(Data records)
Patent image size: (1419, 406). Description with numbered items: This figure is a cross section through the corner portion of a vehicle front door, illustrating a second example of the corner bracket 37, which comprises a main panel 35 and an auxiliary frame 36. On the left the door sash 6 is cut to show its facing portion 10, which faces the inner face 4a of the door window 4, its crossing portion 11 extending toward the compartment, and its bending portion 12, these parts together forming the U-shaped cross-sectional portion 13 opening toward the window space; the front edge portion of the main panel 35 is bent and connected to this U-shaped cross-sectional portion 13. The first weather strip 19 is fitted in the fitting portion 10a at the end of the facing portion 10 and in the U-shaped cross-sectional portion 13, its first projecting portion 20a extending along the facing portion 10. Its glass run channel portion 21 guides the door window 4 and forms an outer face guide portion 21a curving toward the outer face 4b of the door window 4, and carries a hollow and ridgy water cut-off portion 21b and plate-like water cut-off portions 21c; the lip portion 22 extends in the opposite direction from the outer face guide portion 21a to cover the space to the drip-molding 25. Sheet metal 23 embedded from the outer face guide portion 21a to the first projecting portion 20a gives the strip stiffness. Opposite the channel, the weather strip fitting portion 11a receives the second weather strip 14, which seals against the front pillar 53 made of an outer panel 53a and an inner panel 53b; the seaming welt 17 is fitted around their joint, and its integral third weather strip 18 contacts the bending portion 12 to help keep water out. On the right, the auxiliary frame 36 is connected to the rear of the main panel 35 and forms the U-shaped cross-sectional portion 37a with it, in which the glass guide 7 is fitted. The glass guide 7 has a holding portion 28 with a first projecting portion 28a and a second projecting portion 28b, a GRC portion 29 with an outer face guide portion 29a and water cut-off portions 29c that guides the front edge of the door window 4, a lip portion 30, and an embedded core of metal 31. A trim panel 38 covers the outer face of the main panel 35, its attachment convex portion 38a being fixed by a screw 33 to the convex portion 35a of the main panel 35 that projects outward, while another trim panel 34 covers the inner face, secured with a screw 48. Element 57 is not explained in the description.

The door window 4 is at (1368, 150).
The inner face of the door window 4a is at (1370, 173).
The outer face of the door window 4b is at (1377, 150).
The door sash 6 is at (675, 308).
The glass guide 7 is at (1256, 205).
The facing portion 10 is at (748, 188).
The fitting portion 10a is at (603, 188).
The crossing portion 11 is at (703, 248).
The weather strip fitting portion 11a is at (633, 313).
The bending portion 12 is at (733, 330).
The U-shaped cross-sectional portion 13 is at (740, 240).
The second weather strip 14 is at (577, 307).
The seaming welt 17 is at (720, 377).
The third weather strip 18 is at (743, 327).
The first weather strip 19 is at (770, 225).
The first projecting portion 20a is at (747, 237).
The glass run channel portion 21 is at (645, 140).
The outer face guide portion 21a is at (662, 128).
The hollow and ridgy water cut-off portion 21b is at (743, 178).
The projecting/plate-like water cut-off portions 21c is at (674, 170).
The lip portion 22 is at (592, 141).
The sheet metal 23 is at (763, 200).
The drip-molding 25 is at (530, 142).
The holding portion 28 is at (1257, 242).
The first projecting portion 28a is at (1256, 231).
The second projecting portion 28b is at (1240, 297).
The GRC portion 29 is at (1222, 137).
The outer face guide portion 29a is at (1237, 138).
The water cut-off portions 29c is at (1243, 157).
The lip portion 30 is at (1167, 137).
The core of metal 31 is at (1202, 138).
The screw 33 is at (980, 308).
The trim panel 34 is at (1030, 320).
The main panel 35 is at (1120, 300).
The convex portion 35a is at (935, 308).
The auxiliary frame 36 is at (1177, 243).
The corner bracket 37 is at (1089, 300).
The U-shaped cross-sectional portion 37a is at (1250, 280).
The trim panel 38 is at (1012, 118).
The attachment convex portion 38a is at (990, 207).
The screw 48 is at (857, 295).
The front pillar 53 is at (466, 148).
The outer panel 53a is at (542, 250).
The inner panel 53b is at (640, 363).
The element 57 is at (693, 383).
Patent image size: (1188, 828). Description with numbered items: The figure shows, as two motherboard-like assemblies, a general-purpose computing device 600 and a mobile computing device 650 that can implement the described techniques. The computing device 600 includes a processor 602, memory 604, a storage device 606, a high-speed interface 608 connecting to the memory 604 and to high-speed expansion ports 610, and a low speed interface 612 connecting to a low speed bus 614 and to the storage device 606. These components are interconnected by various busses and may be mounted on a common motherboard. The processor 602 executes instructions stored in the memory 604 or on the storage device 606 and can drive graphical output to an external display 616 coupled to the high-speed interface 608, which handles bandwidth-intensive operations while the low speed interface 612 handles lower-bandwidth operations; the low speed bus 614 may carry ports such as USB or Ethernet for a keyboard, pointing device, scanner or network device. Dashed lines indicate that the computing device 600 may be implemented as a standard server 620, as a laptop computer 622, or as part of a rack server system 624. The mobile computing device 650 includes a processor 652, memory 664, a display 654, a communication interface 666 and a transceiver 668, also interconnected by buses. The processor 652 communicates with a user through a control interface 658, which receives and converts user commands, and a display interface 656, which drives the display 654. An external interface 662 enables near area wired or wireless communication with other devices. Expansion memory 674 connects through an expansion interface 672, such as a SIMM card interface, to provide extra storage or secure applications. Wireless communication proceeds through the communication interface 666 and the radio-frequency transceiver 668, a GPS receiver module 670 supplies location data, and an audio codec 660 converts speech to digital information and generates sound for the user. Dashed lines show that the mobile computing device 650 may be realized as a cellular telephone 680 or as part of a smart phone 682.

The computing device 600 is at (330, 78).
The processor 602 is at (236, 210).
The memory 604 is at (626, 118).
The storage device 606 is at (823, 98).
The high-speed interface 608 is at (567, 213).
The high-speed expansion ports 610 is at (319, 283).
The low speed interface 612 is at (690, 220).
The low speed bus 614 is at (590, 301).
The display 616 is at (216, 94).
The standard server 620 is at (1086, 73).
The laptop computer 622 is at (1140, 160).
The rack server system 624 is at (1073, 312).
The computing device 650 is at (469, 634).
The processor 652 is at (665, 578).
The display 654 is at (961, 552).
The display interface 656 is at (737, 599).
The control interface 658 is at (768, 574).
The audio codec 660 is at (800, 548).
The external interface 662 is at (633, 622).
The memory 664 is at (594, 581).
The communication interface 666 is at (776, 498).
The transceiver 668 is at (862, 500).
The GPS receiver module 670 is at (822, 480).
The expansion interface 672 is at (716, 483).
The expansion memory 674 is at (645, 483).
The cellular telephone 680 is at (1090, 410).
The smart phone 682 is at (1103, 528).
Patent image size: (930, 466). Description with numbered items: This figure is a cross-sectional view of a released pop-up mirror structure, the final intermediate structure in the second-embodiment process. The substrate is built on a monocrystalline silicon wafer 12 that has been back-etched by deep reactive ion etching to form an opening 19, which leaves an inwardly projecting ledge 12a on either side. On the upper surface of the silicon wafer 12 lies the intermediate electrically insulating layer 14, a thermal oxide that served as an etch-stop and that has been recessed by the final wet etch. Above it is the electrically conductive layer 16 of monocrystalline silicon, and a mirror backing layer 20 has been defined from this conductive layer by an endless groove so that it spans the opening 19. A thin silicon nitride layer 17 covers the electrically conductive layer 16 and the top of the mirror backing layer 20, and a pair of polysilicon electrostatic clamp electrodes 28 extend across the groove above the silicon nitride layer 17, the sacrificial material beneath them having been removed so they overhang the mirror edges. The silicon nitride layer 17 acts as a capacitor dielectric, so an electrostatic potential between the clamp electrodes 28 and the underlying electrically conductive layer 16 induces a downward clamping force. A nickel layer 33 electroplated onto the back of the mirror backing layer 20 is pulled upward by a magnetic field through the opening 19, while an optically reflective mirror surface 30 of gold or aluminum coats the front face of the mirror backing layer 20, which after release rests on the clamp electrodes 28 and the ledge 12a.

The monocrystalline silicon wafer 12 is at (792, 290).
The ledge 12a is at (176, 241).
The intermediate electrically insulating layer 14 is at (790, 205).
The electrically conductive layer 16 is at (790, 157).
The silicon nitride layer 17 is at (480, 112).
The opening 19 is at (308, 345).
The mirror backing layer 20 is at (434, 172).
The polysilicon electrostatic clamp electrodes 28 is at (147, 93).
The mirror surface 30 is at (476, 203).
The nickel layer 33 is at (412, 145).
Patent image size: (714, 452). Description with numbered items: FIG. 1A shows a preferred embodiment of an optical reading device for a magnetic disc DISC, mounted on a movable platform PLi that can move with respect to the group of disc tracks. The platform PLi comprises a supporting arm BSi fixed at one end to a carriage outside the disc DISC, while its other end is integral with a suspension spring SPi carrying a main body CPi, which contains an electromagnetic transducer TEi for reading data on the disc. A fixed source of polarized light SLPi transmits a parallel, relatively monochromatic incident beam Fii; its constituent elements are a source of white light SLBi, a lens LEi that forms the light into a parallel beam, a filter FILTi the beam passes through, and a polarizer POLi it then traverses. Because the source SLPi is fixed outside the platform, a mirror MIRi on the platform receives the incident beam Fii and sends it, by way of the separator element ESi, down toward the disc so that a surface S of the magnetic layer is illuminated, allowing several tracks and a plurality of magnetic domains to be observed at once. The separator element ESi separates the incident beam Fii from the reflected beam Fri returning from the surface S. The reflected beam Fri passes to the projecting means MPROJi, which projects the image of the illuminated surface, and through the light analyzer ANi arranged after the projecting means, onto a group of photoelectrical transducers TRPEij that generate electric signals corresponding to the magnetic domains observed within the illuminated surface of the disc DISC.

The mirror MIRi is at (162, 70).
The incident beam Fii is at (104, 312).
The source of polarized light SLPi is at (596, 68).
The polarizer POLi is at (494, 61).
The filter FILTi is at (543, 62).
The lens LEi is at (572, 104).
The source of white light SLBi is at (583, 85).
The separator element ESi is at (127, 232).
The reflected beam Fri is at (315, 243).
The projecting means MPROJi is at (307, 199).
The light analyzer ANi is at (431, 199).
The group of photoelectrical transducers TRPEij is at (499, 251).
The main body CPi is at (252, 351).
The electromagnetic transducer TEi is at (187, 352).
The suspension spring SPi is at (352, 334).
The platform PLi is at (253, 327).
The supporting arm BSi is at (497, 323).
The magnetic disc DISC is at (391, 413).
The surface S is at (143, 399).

▶ **GIVEN INSTRUCTION**
Quote the lines of the records verbatim, beginning with the line that contains "Patent image size: (930, 466)." and ending after the line that contains "The ledge 12a is at (176, 241).".

▶ **RESPONSE TO THIS TASK**
Patent image size: (930, 466). Description with numbered items: This figure is a cross-sectional view of a released pop-up mirror structure, the final intermediate structure in the second-embodiment process. The substrate is built on a monocrystalline silicon wafer 12 that has been back-etched by deep reactive ion etching to form an opening 19, which leaves an inwardly projecting ledge 12a on either side. On the upper surface of the silicon wafer 12 lies the intermediate electrically insulating layer 14, a thermal oxide that served as an etch-stop and that has been recessed by the final wet etch. Above it is the electrically conductive layer 16 of monocrystalline silicon, and a mirror backing layer 20 has been defined from this conductive layer by an endless groove so that it spans the opening 19. A thin silicon nitride layer 17 covers the electrically conductive layer 16 and the top of the mirror backing layer 20, and a pair of polysilicon electrostatic clamp electrodes 28 extend across the groove above the silicon nitride layer 17, the sacrificial material beneath them having been removed so they overhang the mirror edges. The silicon nitride layer 17 acts as a capacitor dielectric, so an electrostatic potential between the clamp electrodes 28 and the underlying electrically conductive layer 16 induces a downward clamping force. A nickel layer 33 electroplated onto the back of the mirror backing layer 20 is pulled upward by a magnetic field through the opening 19, while an optically reflective mirror surface 30 of gold or aluminum coats the front face of the mirror backing layer 20, which after release rests on the clamp electrodes 28 and the ledge 12a.

The monocrystalline silicon wafer 12 is at (792, 290).
The ledge 12a is at (176, 241).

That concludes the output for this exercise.